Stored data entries
*** Block opens ***

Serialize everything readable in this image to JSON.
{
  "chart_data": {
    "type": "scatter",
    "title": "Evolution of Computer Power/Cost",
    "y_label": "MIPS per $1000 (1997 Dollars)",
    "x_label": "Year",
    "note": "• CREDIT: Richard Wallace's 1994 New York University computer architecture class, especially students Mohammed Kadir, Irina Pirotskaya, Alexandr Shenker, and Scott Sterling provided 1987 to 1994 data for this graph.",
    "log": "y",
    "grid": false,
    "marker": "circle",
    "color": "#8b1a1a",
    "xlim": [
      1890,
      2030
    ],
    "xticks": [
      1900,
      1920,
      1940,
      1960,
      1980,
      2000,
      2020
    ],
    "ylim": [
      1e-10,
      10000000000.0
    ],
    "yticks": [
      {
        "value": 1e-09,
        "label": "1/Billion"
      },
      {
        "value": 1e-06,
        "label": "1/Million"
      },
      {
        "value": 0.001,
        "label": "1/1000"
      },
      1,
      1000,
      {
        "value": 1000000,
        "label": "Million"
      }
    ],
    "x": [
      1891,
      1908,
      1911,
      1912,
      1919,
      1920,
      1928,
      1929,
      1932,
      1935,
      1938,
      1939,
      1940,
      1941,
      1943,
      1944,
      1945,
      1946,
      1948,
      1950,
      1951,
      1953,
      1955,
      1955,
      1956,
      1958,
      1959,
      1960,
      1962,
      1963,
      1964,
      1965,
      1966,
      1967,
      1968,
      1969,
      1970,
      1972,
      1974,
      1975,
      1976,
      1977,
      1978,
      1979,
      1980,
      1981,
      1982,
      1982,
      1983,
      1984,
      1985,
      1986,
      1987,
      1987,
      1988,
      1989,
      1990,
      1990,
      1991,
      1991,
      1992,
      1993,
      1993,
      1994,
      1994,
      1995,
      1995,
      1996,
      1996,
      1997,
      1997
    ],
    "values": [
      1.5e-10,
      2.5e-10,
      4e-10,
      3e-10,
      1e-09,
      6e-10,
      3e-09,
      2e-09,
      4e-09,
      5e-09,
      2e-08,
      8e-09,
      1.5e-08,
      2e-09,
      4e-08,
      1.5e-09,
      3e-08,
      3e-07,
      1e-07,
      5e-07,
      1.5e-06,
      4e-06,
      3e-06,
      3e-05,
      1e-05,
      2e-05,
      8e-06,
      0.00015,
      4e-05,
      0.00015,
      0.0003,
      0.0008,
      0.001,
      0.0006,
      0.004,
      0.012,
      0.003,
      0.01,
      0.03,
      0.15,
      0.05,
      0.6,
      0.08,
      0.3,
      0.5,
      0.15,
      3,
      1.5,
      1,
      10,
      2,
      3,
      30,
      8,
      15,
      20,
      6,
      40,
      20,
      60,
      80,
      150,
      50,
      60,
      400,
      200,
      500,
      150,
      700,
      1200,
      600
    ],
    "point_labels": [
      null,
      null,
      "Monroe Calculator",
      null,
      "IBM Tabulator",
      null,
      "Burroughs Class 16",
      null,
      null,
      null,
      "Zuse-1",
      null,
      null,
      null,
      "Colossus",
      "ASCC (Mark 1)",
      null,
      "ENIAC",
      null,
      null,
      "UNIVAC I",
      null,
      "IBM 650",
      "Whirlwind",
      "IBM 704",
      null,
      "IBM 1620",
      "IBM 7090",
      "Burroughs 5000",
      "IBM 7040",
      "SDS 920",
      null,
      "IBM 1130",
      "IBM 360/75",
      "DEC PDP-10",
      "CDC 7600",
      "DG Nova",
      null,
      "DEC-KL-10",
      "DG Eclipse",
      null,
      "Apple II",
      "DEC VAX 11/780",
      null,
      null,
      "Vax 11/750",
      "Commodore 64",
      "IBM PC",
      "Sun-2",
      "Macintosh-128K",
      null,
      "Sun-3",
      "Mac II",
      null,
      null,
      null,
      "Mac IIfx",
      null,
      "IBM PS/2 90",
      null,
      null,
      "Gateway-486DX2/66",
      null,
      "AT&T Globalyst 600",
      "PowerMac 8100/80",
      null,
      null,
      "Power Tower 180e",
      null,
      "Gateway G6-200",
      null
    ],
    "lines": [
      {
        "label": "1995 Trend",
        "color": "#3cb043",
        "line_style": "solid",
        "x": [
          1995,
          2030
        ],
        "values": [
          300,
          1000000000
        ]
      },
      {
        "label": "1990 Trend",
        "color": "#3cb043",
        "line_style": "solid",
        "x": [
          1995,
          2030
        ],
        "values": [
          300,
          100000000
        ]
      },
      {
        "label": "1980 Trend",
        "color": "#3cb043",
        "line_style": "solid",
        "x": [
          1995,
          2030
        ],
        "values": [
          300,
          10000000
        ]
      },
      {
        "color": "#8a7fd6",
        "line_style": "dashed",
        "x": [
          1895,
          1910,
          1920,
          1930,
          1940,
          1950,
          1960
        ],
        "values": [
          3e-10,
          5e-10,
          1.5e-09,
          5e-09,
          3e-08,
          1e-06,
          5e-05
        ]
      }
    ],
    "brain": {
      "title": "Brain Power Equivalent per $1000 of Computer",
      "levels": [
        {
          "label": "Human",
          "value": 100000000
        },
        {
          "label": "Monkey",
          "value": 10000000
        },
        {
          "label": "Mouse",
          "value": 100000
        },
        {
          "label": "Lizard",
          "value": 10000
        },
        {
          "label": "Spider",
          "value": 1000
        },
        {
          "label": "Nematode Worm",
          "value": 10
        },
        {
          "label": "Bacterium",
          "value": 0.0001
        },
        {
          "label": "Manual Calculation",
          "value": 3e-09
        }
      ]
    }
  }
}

*** Block closes ***

### EXERCISE PROMPT
The answer must consist of each line from the entries that contains the string "Trend".

### REPLY TO THE EXERCISE
        "label": "1995 Trend",
        "label": "1990 Trend",
        "label": "1980 Trend",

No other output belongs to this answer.